Start of RECORD LIST

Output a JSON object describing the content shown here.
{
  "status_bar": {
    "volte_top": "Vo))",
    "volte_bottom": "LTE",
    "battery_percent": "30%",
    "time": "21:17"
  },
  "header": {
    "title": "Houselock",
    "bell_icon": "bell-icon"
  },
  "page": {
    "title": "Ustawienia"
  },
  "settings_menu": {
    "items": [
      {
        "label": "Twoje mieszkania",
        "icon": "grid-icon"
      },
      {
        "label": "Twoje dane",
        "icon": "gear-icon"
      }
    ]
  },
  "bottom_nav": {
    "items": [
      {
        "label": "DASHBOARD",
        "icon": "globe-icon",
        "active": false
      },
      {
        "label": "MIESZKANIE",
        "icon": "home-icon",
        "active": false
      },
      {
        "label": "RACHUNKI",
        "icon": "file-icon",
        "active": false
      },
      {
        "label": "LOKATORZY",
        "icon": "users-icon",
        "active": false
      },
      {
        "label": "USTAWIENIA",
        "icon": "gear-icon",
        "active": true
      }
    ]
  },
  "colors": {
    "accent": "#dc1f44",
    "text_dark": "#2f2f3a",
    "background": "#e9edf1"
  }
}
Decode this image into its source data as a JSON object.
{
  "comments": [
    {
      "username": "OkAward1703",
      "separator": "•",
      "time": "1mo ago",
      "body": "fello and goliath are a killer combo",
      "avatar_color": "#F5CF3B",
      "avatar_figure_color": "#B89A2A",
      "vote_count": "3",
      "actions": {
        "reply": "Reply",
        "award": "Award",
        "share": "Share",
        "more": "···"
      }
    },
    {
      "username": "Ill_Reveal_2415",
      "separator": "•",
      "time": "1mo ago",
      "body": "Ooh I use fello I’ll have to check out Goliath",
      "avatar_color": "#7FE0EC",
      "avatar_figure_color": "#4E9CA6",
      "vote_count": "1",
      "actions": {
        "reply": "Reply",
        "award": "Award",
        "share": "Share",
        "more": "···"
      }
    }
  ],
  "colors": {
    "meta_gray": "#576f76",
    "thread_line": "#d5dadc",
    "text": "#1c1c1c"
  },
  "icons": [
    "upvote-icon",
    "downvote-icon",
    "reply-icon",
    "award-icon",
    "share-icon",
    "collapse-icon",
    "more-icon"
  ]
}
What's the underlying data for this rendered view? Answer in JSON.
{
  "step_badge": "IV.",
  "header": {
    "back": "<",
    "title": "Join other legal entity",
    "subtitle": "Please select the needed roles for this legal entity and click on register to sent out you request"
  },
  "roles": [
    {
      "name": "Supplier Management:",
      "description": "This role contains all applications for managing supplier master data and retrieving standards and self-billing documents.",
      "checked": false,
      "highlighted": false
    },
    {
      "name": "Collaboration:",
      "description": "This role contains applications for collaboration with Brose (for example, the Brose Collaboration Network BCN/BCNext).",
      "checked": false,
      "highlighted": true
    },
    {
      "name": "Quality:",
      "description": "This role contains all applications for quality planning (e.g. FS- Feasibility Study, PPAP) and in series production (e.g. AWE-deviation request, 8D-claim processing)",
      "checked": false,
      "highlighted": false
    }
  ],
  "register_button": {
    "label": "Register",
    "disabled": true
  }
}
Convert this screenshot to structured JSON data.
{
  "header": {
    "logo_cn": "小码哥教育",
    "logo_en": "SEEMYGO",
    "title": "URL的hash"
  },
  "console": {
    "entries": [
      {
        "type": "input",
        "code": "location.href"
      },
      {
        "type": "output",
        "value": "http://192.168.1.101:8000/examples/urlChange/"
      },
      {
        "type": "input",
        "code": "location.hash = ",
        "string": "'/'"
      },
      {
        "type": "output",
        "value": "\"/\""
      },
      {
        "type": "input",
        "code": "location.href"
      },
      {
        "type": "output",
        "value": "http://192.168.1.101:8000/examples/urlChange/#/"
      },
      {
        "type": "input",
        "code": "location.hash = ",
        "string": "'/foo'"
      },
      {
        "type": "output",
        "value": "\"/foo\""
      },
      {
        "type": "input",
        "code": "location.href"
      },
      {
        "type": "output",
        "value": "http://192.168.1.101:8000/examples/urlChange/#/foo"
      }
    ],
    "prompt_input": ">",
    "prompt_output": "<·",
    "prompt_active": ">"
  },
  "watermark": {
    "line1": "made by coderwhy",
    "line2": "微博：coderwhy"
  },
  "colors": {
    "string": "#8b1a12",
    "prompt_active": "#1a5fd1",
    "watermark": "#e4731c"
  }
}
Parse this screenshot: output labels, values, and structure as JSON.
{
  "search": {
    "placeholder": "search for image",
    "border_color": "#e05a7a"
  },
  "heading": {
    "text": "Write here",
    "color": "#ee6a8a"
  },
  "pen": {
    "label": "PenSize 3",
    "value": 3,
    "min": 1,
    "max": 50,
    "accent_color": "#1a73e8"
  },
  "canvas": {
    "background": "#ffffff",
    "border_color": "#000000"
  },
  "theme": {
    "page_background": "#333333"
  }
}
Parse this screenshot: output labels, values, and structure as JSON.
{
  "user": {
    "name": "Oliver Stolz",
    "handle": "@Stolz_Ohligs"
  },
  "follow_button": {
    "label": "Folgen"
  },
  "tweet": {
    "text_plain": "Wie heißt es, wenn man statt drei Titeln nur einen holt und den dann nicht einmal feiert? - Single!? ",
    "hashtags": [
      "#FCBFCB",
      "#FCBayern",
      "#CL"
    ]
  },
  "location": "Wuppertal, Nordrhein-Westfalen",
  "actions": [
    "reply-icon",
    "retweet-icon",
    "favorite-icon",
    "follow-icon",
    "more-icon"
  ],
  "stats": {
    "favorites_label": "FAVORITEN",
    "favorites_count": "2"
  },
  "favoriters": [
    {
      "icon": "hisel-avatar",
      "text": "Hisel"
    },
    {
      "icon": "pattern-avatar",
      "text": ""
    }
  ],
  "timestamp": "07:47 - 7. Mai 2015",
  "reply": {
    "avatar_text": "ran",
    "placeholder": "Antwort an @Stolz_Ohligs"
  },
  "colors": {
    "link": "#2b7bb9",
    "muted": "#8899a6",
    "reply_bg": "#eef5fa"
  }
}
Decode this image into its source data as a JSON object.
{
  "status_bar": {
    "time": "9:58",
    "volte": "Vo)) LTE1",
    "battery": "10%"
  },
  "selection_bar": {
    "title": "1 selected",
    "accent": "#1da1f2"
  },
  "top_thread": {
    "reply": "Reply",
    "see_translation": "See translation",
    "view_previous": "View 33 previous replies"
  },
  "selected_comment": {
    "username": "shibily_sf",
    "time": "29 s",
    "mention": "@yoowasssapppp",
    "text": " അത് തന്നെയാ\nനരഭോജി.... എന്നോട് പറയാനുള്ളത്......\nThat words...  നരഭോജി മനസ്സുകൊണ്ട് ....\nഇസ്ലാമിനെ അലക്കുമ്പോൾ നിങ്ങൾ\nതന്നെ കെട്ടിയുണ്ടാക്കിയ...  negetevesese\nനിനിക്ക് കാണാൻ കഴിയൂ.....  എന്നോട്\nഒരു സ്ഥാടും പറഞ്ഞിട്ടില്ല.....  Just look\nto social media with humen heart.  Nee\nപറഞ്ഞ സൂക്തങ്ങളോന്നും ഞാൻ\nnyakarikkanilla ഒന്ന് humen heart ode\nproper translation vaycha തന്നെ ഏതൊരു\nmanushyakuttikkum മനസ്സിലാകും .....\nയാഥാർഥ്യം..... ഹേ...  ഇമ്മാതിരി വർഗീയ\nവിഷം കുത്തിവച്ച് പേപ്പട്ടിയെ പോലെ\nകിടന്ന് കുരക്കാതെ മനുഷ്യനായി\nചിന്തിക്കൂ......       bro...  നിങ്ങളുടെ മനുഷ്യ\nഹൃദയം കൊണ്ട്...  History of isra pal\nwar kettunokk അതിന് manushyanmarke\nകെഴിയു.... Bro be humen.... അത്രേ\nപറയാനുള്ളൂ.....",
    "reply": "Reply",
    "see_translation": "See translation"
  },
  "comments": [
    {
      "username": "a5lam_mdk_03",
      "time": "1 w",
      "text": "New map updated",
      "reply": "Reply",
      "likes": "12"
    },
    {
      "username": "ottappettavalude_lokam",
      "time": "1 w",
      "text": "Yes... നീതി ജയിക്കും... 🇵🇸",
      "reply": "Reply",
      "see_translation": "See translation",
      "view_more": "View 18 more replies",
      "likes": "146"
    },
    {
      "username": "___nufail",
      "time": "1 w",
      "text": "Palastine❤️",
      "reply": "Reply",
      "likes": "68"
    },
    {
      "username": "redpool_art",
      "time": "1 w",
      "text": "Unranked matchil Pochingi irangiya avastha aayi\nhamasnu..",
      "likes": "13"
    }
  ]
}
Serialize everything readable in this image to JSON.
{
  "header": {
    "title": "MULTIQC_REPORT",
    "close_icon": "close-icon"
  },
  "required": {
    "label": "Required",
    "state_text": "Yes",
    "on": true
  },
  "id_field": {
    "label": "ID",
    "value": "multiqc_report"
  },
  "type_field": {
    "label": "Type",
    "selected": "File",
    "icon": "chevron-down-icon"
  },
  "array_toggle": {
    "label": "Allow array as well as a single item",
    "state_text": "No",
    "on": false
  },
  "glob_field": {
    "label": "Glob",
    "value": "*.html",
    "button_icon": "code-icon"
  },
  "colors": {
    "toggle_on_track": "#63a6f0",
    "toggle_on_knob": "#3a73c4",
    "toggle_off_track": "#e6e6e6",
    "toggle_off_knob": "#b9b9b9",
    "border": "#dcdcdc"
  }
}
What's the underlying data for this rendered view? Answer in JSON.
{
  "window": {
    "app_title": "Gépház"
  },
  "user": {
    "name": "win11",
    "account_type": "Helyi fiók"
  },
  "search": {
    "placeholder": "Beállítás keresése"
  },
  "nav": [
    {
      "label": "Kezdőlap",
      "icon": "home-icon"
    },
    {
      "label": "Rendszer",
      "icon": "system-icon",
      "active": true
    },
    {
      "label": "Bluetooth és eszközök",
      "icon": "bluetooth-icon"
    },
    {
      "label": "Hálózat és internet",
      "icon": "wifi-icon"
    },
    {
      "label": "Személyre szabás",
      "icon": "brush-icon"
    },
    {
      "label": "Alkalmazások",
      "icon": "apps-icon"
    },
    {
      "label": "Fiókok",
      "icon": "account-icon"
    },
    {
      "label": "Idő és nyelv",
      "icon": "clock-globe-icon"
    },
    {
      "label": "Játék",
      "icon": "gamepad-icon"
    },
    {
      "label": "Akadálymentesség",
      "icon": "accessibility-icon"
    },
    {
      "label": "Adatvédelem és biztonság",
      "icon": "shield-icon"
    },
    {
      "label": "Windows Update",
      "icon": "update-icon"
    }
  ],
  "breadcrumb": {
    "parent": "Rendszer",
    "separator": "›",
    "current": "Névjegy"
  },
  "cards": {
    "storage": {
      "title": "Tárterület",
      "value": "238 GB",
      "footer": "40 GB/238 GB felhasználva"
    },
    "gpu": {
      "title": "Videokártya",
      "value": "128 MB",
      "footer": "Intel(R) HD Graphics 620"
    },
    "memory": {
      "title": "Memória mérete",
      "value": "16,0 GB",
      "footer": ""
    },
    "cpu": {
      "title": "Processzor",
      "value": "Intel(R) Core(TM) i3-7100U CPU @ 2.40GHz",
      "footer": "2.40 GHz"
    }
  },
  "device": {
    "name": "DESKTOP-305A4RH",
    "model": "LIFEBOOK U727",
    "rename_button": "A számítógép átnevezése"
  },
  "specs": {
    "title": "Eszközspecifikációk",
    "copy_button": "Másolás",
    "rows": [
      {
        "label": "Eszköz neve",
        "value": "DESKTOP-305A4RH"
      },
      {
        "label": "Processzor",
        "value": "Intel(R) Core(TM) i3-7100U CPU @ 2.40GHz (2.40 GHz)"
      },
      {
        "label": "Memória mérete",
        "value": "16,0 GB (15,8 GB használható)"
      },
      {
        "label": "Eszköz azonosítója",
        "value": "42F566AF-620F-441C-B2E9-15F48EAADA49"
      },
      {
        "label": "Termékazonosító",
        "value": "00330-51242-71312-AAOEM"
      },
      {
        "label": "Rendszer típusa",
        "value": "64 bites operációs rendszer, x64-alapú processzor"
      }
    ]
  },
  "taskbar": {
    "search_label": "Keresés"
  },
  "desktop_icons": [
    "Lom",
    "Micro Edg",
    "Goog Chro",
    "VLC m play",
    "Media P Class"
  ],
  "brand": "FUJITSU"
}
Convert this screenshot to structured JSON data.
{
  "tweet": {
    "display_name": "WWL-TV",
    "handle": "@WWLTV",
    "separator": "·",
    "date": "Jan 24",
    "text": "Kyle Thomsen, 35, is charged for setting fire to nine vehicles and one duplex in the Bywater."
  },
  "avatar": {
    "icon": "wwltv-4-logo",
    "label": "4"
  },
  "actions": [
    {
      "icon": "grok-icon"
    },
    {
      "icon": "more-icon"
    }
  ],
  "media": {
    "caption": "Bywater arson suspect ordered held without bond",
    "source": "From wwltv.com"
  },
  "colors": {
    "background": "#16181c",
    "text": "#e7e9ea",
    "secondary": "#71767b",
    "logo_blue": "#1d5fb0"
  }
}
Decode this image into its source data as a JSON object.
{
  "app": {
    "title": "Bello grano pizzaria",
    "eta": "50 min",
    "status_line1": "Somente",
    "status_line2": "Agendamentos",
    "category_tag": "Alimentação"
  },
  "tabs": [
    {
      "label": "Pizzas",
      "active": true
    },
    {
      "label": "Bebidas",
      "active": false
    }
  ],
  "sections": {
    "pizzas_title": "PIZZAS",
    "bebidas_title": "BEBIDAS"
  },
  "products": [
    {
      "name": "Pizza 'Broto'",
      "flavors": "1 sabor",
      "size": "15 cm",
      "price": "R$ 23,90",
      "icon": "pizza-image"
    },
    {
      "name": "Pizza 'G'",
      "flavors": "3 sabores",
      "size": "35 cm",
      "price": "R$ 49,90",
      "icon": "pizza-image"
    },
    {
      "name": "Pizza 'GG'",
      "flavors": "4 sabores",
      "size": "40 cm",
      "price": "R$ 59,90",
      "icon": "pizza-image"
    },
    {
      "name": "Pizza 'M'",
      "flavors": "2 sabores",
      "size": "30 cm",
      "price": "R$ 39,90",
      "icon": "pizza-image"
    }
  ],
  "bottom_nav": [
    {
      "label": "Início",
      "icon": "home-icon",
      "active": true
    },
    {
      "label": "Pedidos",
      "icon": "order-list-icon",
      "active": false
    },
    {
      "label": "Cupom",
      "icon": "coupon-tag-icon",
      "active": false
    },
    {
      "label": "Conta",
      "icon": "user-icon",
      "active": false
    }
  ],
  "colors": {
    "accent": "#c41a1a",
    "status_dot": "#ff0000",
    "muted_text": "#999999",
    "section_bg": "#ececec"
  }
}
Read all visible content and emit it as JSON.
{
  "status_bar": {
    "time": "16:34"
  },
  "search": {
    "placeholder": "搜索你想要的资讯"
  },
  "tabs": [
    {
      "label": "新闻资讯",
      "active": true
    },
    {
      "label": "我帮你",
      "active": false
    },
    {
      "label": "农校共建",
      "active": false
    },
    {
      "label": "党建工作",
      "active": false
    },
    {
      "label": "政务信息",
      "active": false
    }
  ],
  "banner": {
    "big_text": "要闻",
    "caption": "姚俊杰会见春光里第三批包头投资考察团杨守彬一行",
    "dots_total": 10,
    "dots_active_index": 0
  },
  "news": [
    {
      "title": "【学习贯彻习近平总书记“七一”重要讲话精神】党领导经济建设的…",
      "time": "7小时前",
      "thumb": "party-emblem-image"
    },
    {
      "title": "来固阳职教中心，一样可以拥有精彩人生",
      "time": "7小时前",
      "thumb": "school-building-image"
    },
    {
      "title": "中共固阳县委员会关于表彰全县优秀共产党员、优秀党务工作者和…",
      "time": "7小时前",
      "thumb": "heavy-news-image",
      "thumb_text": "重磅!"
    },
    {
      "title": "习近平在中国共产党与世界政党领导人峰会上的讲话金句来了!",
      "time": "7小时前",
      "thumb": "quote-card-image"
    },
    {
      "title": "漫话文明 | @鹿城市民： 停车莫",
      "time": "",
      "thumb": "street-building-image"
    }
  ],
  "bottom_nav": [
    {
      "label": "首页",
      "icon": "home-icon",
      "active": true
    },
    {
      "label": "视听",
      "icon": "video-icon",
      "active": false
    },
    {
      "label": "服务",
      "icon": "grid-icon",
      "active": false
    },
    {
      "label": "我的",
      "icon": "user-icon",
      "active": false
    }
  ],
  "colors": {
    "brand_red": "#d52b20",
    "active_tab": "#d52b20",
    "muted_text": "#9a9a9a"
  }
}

End of RECORD LIST

Copy every single line of the material above that holds "legal".

REPLY TO THE EXERCISE
    "title": "Join other legal entity",
    "subtitle": "Please select the needed roles for this legal entity and click on register to sent out you request"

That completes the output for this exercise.